Retype the records that come next, word for word.

- DATA TO USE
/---

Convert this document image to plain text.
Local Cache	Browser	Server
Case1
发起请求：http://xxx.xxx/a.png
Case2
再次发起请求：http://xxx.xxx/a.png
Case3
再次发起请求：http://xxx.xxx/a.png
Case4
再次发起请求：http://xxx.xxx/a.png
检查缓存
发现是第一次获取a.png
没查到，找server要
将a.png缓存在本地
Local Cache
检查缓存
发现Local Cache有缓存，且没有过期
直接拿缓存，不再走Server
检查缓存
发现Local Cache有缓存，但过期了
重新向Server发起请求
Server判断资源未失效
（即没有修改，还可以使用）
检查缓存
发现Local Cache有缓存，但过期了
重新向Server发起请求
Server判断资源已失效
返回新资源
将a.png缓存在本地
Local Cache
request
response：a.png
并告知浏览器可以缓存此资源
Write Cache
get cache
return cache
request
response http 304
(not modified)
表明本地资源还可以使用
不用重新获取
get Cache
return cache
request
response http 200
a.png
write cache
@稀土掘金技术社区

\---

- SOLUTION FOR THIS PROBLEM
Convert this document image to plain text.
Local Cache	Browser	Server
Case1
发起请求：http://xxx.xxx/a.png
Case2
再次发起请求：http://xxx.xxx/a.png
Case3
再次发起请求：http://xxx.xxx/a.png
Case4
再次发起请求：http://xxx.xxx/a.png
检查缓存
发现是第一次获取a.png
没查到，找server要
将a.png缓存在本地
Local Cache
检查缓存
发现Local Cache有缓存，且没有过期
直接拿缓存，不再走Server
检查缓存
发现Local Cache有缓存，但过期了
重新向Server发起请求
Server判断资源未失效
（即没有修改，还可以使用）
检查缓存
发现Local Cache有缓存，但过期了
重新向Server发起请求
Server判断资源已失效
返回新资源
将a.png缓存在本地
Local Cache
request
response：a.png
并告知浏览器可以缓存此资源
Write Cache
get cache
return cache
request
response http 304
(not modified)
表明本地资源还可以使用
不用重新获取
get Cache
return cache
request
response http 200
a.png
write cache
@稀土掘金技术社区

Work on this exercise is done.